**SHORT TASK**
Reproduce every line of the listing as written, apart from the pictures.

**RAW DATA**
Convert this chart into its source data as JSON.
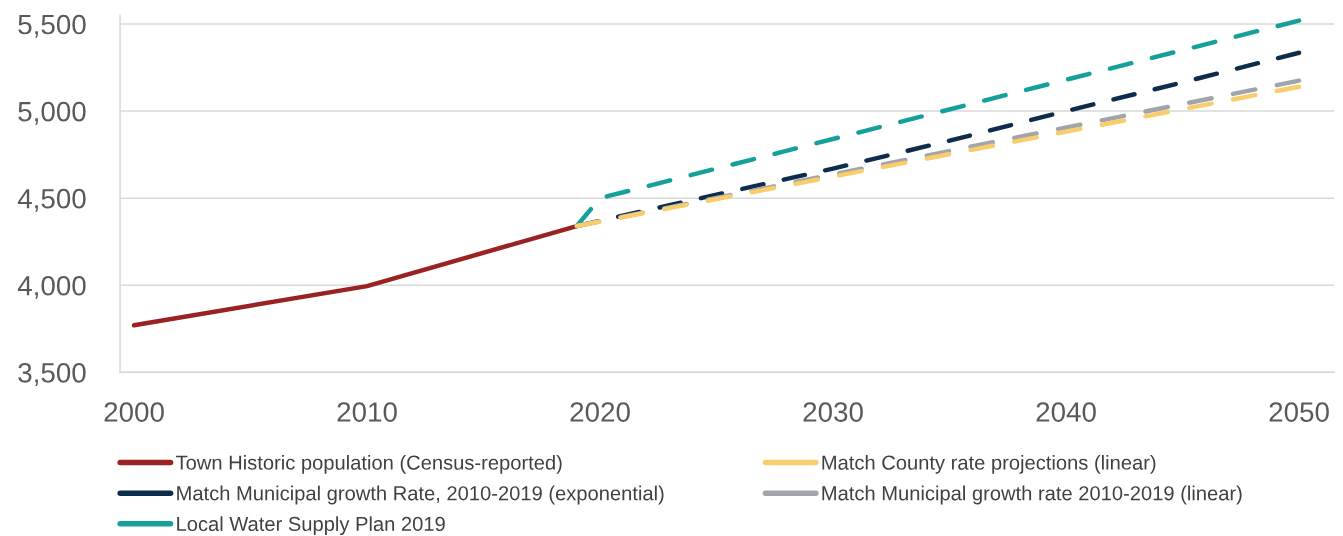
{
  "chart_data": {
    "type": "line",
    "series": [
      {
        "name": "Town Historic population (Census-reported)",
        "color": "#9b2222",
        "line_style": "solid",
        "x": [
          2000,
          2010,
          2019
        ],
        "values": [
          3770,
          3995,
          4340
        ]
      },
      {
        "name": "Match Municipal growth Rate, 2010-2019 (exponential)",
        "color": "#0e2d4c",
        "line_style": "dashed",
        "x": [
          2019,
          2020,
          2025,
          2030,
          2035,
          2040,
          2045,
          2050
        ],
        "values": [
          4340,
          4370,
          4520,
          4670,
          4830,
          5000,
          5165,
          5335
        ]
      },
      {
        "name": "Local Water Supply Plan 2019",
        "color": "#16a09c",
        "line_style": "dashed",
        "x": [
          2019,
          2020,
          2050
        ],
        "values": [
          4340,
          4500,
          5520
        ]
      },
      {
        "name": "Match County rate projections (linear)",
        "color": "#f8cd6c",
        "line_style": "dashed",
        "x": [
          2019,
          2050
        ],
        "values": [
          4340,
          5140
        ]
      },
      {
        "name": "Match Municipal growth rate 2010-2019 (linear)",
        "color": "#a2a4ab",
        "line_style": "dashed",
        "x": [
          2019,
          2050
        ],
        "values": [
          4340,
          5175
        ]
      }
    ],
    "xlim": [
      1999.4,
      2051.5
    ],
    "xticks": [
      2000,
      2010,
      2020,
      2030,
      2040,
      2050
    ],
    "ylim": [
      3500,
      5550
    ],
    "yticks": [
      {
        "value": 3500,
        "label": "3,500"
      },
      {
        "value": 4000,
        "label": "4,000"
      },
      {
        "value": 4500,
        "label": "4,500"
      },
      {
        "value": 5000,
        "label": "5,000"
      },
      {
        "value": 5500,
        "label": "5,500"
      }
    ],
    "grid": "y",
    "legend": "bottom"
  }
}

**SOLUTION TO THE PROBLEM**
Convert this chart into its source data as JSON.
{
  "chart_data": {
    "type": "line",
    "series": [
      {
        "name": "Town Historic population (Census-reported)",
        "color": "#9b2222",
        "line_style": "solid",
        "x": [
          2000,
          2010,
          2019
        ],
        "values": [
          3770,
          3995,
          4340
        ]
      },
      {
        "name": "Match Municipal growth Rate, 2010-2019 (exponential)",
        "color": "#0e2d4c",
        "line_style": "dashed",
        "x": [
          2019,
          2020,
          2025,
          2030,
          2035,
          2040,
          2045,
          2050
        ],
        "values": [
          4340,
          4370,
          4520,
          4670,
          4830,
          5000,
          5165,
          5335
        ]
      },
      {
        "name": "Local Water Supply Plan 2019",
        "color": "#16a09c",
        "line_style": "dashed",
        "x": [
          2019,
          2020,
          2050
        ],
        "values": [
          4340,
          4500,
          5520
        ]
      },
      {
        "name": "Match County rate projections (linear)",
        "color": "#f8cd6c",
        "line_style": "dashed",
        "x": [
          2019,
          2050
        ],
        "values": [
          4340,
          5140
        ]
      },
      {
        "name": "Match Municipal growth rate 2010-2019 (linear)",
        "color": "#a2a4ab",
        "line_style": "dashed",
        "x": [
          2019,
          2050
        ],
        "values": [
          4340,
          5175
        ]
      }
    ],
    "xlim": [
      1999.4,
      2051.5
    ],
    "xticks": [
      2000,
      2010,
      2020,
      2030,
      2040,
      2050
    ],
    "ylim": [
      3500,
      5550
    ],
    "yticks": [
      {
        "value": 3500,
        "label": "3,500"
      },
      {
        "value": 4000,
        "label": "4,000"
      },
      {
        "value": 4500,
        "label": "4,500"
      },
      {
        "value": 5000,
        "label": "5,000"
      },
      {
        "value": 5500,
        "label": "5,500"
      }
    ],
    "grid": "y",
    "legend": "bottom"
  }
}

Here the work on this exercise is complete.